> _Brief_: Repeat the records below exactly, leaving out every picture.

> _Data shown_:
_ _ _

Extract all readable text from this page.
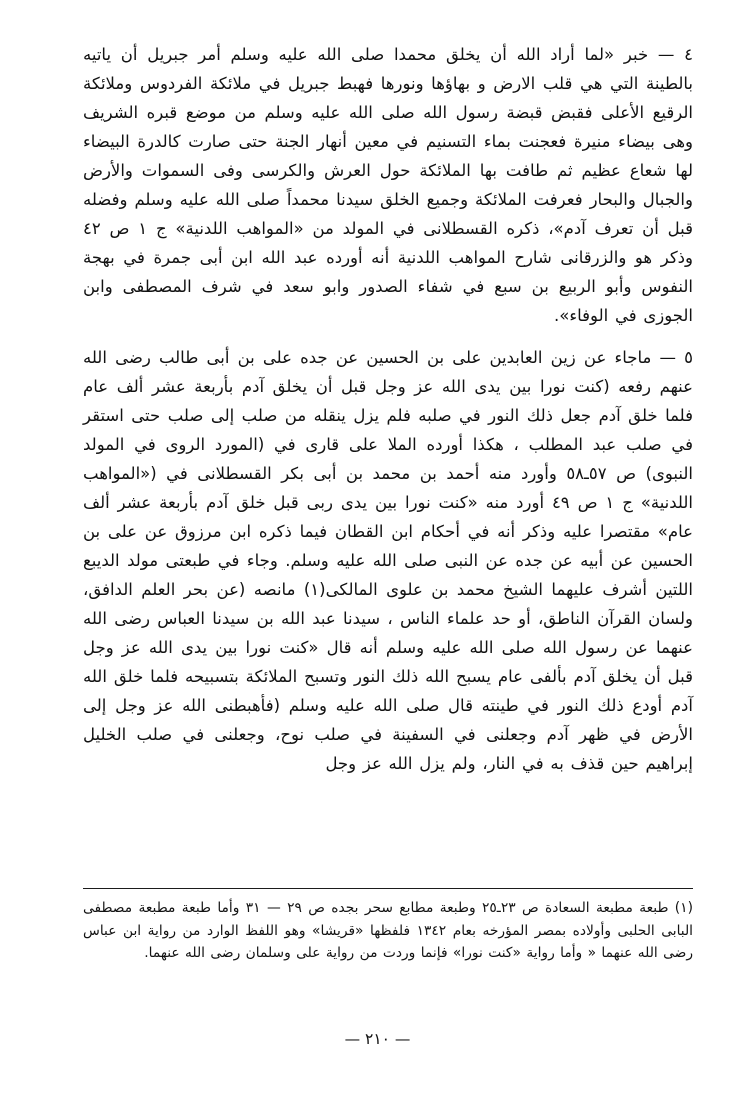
٤ — خبر «لما أراد الله أن يخلق محمدا صلى الله عليه وسلم أمر جبريل أن ياتيه بالطينة التي هي قلب الارض و بهاؤها ونورها فهبط جبريل في ملائكة الفردوس وملائكة الرقيع الأعلى فقبض قبضة رسول الله صلى الله عليه وسلم من موضع قبره الشريف وهى بيضاء منيرة فعجنت بماء التسنيم في معين أنهار الجنة حتى صارت كالدرة البيضاء لها شعاع عظيم ثم طافت بها الملائكة حول العرش والكرسى وفى السموات والأرض والجبال والبحار فعرفت الملائكة وجميع الخلق سيدنا محمداً صلى الله عليه وسلم وفضله قبل أن تعرف آدم»، ذكره القسطلانى في المولد من «المواهب اللدنية» ج ١ ص ٤٢ وذكر هو والزرقانى شارح المواهب اللدنية أنه أورده عبد الله ابن أبى جمرة في بهجة النفوس وأبو الربيع بن سبع في شفاء الصدور وابو سعد في شرف المصطفى وابن الجوزى في الوفاء».

٥ — ماجاء عن زين العابدين على بن الحسين عن جده على بن أبى طالب رضى الله عنهم رفعه (كنت نورا بين يدى الله عز وجل قبل أن يخلق آدم بأربعة عشر ألف عام فلما خلق آدم جعل ذلك النور في صلبه فلم يزل ينقله من صلب إلى صلب حتى استقر في صلب عبد المطلب ، هكذا أورده الملا على قارى في (المورد الروى في المولد النبوى) ص ٥٧ـ٥٨ وأورد منه أحمد بن محمد بن أبى بكر القسطلانى في («المواهب اللدنية» ج ١ ص ٤٩ أورد منه «كنت نورا بين يدى ربى قبل خلق آدم بأربعة عشر ألف عام» مقتصرا عليه وذكر أنه في أحكام ابن القطان فيما ذكره ابن مرزوق عن على بن الحسين عن أبيه عن جده عن النبى صلى الله عليه وسلم. وجاء في طبعتى مولد الديبع اللتين أشرف عليهما الشيخ محمد بن علوى المالكى(١) مانصه (عن بحر العلم الدافق، ولسان القرآن الناطق، أو حد علماء الناس ، سيدنا عبد الله بن سيدنا العباس رضى الله عنهما عن رسول الله صلى الله عليه وسلم أنه قال «كنت نورا بين يدى الله عز وجل قبل أن يخلق آدم بألفى عام يسبح الله ذلك النور وتسبح الملائكة بتسبيحه فلما خلق الله آدم أودع ذلك النور في طينته قال صلى الله عليه وسلم (فأهبطنى الله عز وجل إلى الأرض في ظهر آدم وجعلنى في السفينة في صلب نوح، وجعلنى في صلب الخليل إبراهيم حين قذف به في النار، ولم يزل الله عز وجل

(١) طبعة مطبعة السعادة ص ٢٣ـ٢٥ وطبعة مطابع سحر بجده ص ٢٩ — ٣١ وأما طبعة مطبعة مصطفى البابى الحلبى وأولاده بمصر المؤرخه بعام ١٣٤٢ فلفظها «قريشا» وهو اللفظ الوارد من رواية ابن عباس رضى الله عنهما « وأما رواية «كنت نورا» فإنما وردت من رواية على وسلمان رضى الله عنهما.
— ٢١٠ —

_ _ _

> _Task solution_:
Extract all readable text from this page.
٤ — خبر «لما أراد الله أن يخلق محمدا صلى الله عليه وسلم أمر جبريل أن ياتيه بالطينة التي هي قلب الارض و بهاؤها ونورها فهبط جبريل في ملائكة الفردوس وملائكة الرقيع الأعلى فقبض قبضة رسول الله صلى الله عليه وسلم من موضع قبره الشريف وهى بيضاء منيرة فعجنت بماء التسنيم في معين أنهار الجنة حتى صارت كالدرة البيضاء لها شعاع عظيم ثم طافت بها الملائكة حول العرش والكرسى وفى السموات والأرض والجبال والبحار فعرفت الملائكة وجميع الخلق سيدنا محمداً صلى الله عليه وسلم وفضله قبل أن تعرف آدم»، ذكره القسطلانى في المولد من «المواهب اللدنية» ج ١ ص ٤٢ وذكر هو والزرقانى شارح المواهب اللدنية أنه أورده عبد الله ابن أبى جمرة في بهجة النفوس وأبو الربيع بن سبع في شفاء الصدور وابو سعد في شرف المصطفى وابن الجوزى في الوفاء».

٥ — ماجاء عن زين العابدين على بن الحسين عن جده على بن أبى طالب رضى الله عنهم رفعه (كنت نورا بين يدى الله عز وجل قبل أن يخلق آدم بأربعة عشر ألف عام فلما خلق آدم جعل ذلك النور في صلبه فلم يزل ينقله من صلب إلى صلب حتى استقر في صلب عبد المطلب ، هكذا أورده الملا على قارى في (المورد الروى في المولد النبوى) ص ٥٧ـ٥٨ وأورد منه أحمد بن محمد بن أبى بكر القسطلانى في («المواهب اللدنية» ج ١ ص ٤٩ أورد منه «كنت نورا بين يدى ربى قبل خلق آدم بأربعة عشر ألف عام» مقتصرا عليه وذكر أنه في أحكام ابن القطان فيما ذكره ابن مرزوق عن على بن الحسين عن أبيه عن جده عن النبى صلى الله عليه وسلم. وجاء في طبعتى مولد الديبع اللتين أشرف عليهما الشيخ محمد بن علوى المالكى(١) مانصه (عن بحر العلم الدافق، ولسان القرآن الناطق، أو حد علماء الناس ، سيدنا عبد الله بن سيدنا العباس رضى الله عنهما عن رسول الله صلى الله عليه وسلم أنه قال «كنت نورا بين يدى الله عز وجل قبل أن يخلق آدم بألفى عام يسبح الله ذلك النور وتسبح الملائكة بتسبيحه فلما خلق الله آدم أودع ذلك النور في طينته قال صلى الله عليه وسلم (فأهبطنى الله عز وجل إلى الأرض في ظهر آدم وجعلنى في السفينة في صلب نوح، وجعلنى في صلب الخليل إبراهيم حين قذف به في النار، ولم يزل الله عز وجل

(١) طبعة مطبعة السعادة ص ٢٣ـ٢٥ وطبعة مطابع سحر بجده ص ٢٩ — ٣١ وأما طبعة مطبعة مصطفى البابى الحلبى وأولاده بمصر المؤرخه بعام ١٣٤٢ فلفظها «قريشا» وهو اللفظ الوارد من رواية ابن عباس رضى الله عنهما « وأما رواية «كنت نورا» فإنما وردت من رواية على وسلمان رضى الله عنهما.
— ٢١٠ —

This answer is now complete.